*YOUR GOAL*
Return each line of the listing below with no changes at all.

*Page element annotations*
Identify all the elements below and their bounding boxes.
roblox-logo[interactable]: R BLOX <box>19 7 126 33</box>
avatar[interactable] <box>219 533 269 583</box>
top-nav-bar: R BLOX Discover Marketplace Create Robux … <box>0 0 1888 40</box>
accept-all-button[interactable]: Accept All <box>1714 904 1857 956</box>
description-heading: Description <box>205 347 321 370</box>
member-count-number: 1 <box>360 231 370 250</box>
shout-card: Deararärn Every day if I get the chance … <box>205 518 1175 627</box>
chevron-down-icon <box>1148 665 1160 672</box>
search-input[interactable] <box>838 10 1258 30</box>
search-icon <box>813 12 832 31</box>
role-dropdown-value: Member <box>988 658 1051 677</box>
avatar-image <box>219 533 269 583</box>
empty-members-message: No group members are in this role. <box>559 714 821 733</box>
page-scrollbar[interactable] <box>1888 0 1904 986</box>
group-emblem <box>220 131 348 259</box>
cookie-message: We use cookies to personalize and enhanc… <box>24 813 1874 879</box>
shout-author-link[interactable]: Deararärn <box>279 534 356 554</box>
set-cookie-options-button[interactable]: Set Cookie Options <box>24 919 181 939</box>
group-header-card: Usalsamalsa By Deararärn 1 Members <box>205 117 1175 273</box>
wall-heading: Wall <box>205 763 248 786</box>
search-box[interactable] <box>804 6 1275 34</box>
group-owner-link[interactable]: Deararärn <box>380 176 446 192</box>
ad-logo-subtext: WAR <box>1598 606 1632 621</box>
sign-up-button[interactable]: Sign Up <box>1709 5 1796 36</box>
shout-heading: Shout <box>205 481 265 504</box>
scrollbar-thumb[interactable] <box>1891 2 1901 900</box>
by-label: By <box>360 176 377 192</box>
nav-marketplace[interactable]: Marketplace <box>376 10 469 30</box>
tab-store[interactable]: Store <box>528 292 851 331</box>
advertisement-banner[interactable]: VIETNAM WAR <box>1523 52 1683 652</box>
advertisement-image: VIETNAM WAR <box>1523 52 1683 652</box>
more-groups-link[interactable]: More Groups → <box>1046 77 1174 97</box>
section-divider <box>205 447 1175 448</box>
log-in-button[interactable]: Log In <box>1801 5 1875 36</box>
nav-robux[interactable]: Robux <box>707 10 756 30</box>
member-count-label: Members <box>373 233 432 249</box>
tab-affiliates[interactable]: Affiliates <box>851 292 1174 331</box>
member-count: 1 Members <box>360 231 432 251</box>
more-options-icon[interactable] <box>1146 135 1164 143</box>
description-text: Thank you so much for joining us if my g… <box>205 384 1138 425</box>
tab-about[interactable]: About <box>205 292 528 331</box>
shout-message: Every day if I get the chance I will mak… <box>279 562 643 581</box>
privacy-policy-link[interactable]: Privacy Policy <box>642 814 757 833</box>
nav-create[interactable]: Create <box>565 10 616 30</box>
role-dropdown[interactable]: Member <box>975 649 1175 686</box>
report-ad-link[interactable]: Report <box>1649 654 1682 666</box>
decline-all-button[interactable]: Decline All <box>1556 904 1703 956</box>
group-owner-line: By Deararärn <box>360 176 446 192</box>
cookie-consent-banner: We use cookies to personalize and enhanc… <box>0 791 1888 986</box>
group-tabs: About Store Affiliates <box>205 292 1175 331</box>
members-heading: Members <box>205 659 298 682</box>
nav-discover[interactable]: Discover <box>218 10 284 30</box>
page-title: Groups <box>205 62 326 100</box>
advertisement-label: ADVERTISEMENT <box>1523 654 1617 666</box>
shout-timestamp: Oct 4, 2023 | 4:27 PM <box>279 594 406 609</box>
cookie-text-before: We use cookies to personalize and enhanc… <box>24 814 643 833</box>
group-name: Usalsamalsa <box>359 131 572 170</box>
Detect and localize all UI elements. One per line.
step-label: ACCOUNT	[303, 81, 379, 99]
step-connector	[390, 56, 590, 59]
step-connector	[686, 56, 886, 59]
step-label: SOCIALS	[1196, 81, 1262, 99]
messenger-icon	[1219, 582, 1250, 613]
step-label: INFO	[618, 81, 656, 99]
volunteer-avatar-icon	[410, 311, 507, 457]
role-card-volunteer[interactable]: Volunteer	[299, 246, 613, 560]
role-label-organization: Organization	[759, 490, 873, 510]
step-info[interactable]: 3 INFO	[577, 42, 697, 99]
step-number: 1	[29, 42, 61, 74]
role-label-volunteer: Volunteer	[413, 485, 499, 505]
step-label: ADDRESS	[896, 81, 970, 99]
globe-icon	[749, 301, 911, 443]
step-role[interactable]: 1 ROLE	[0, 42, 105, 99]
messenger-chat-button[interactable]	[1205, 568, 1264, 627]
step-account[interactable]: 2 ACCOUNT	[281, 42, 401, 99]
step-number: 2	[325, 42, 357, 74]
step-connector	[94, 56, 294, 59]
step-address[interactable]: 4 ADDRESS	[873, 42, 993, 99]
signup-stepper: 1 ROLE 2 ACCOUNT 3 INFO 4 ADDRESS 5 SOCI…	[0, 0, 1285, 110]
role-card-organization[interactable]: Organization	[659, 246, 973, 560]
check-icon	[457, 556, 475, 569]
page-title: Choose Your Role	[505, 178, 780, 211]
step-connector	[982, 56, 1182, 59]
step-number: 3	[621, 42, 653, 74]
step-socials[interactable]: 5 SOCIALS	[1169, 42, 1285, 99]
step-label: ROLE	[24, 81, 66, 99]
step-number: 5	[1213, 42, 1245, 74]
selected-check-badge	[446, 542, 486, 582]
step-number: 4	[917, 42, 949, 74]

*TASK RESULT*
Identify all the elements below and their bounding boxes.
roblox-logo[interactable]: R BLOX <box>19 7 126 33</box>
avatar[interactable] <box>219 533 269 583</box>
top-nav-bar: R BLOX Discover Marketplace Create Robux … <box>0 0 1888 40</box>
accept-all-button[interactable]: Accept All <box>1714 904 1857 956</box>
description-heading: Description <box>205 347 321 370</box>
member-count-number: 1 <box>360 231 370 250</box>
shout-card: Deararärn Every day if I get the chance … <box>205 518 1175 627</box>
chevron-down-icon <box>1148 665 1160 672</box>
search-input[interactable] <box>838 10 1258 30</box>
search-icon <box>813 12 832 31</box>
role-dropdown-value: Member <box>988 658 1051 677</box>
avatar-image <box>219 533 269 583</box>
empty-members-message: No group members are in this role. <box>559 714 821 733</box>
page-scrollbar[interactable] <box>1888 0 1904 986</box>
group-emblem <box>220 131 348 259</box>
cookie-message: We use cookies to personalize and enhanc… <box>24 813 1874 879</box>
shout-author-link[interactable]: Deararärn <box>279 534 356 554</box>
set-cookie-options-button[interactable]: Set Cookie Options <box>24 919 181 939</box>
group-header-card: Usalsamalsa By Deararärn 1 Members <box>205 117 1175 273</box>
wall-heading: Wall <box>205 763 248 786</box>
search-box[interactable] <box>804 6 1275 34</box>
group-owner-link[interactable]: Deararärn <box>380 176 446 192</box>
ad-logo-subtext: WAR <box>1598 606 1632 621</box>
sign-up-button[interactable]: Sign Up <box>1709 5 1796 36</box>
shout-heading: Shout <box>205 481 265 504</box>
scrollbar-thumb[interactable] <box>1891 2 1901 900</box>
by-label: By <box>360 176 377 192</box>
nav-marketplace[interactable]: Marketplace <box>376 10 469 30</box>
tab-store[interactable]: Store <box>528 292 851 331</box>
advertisement-banner[interactable]: VIETNAM WAR <box>1523 52 1683 652</box>
advertisement-image: VIETNAM WAR <box>1523 52 1683 652</box>
more-groups-link[interactable]: More Groups → <box>1046 77 1174 97</box>
section-divider <box>205 447 1175 448</box>
log-in-button[interactable]: Log In <box>1801 5 1875 36</box>
nav-robux[interactable]: Robux <box>707 10 756 30</box>
member-count-label: Members <box>373 233 432 249</box>
tab-affiliates[interactable]: Affiliates <box>851 292 1174 331</box>
member-count: 1 Members <box>360 231 432 251</box>
more-options-icon[interactable] <box>1146 135 1164 143</box>
description-text: Thank you so much for joining us if my g… <box>205 384 1138 425</box>
tab-about[interactable]: About <box>205 292 528 331</box>
shout-message: Every day if I get the chance I will mak… <box>279 562 643 581</box>
privacy-policy-link[interactable]: Privacy Policy <box>642 814 757 833</box>
nav-create[interactable]: Create <box>565 10 616 30</box>
role-dropdown[interactable]: Member <box>975 649 1175 686</box>
report-ad-link[interactable]: Report <box>1649 654 1682 666</box>
decline-all-button[interactable]: Decline All <box>1556 904 1703 956</box>
group-owner-line: By Deararärn <box>360 176 446 192</box>
cookie-consent-banner: We use cookies to personalize and enhanc… <box>0 791 1888 986</box>
group-tabs: About Store Affiliates <box>205 292 1175 331</box>
members-heading: Members <box>205 659 298 682</box>
nav-discover[interactable]: Discover <box>218 10 284 30</box>
page-title: Groups <box>205 62 326 100</box>
advertisement-label: ADVERTISEMENT <box>1523 654 1617 666</box>
shout-timestamp: Oct 4, 2023 | 4:27 PM <box>279 594 406 609</box>
cookie-text-before: We use cookies to personalize and enhanc… <box>24 814 643 833</box>
group-name: Usalsamalsa <box>359 131 572 170</box>
Detect and localize all UI elements. One per line.
step-label: ACCOUNT	[303, 81, 379, 99]
step-connector	[390, 56, 590, 59]
step-connector	[686, 56, 886, 59]
step-label: SOCIALS	[1196, 81, 1262, 99]
messenger-icon	[1219, 582, 1250, 613]
step-label: INFO	[618, 81, 656, 99]
volunteer-avatar-icon	[410, 311, 507, 457]
role-card-volunteer[interactable]: Volunteer	[299, 246, 613, 560]
role-label-organization: Organization	[759, 490, 873, 510]
step-info[interactable]: 3 INFO	[577, 42, 697, 99]
step-number: 1	[29, 42, 61, 74]
role-label-volunteer: Volunteer	[413, 485, 499, 505]
step-label: ADDRESS	[896, 81, 970, 99]
globe-icon	[749, 301, 911, 443]
step-role[interactable]: 1 ROLE	[0, 42, 105, 99]
messenger-chat-button[interactable]	[1205, 568, 1264, 627]
step-account[interactable]: 2 ACCOUNT	[281, 42, 401, 99]
step-number: 2	[325, 42, 357, 74]
step-connector	[94, 56, 294, 59]
step-address[interactable]: 4 ADDRESS	[873, 42, 993, 99]
signup-stepper: 1 ROLE 2 ACCOUNT 3 INFO 4 ADDRESS 5 SOCI…	[0, 0, 1285, 110]
role-card-organization[interactable]: Organization	[659, 246, 973, 560]
check-icon	[457, 556, 475, 569]
page-title: Choose Your Role	[505, 178, 780, 211]
step-connector	[982, 56, 1182, 59]
step-number: 3	[621, 42, 653, 74]
step-socials[interactable]: 5 SOCIALS	[1169, 42, 1285, 99]
step-label: ROLE	[24, 81, 66, 99]
step-number: 5	[1213, 42, 1245, 74]
selected-check-badge	[446, 542, 486, 582]
step-number: 4	[917, 42, 949, 74]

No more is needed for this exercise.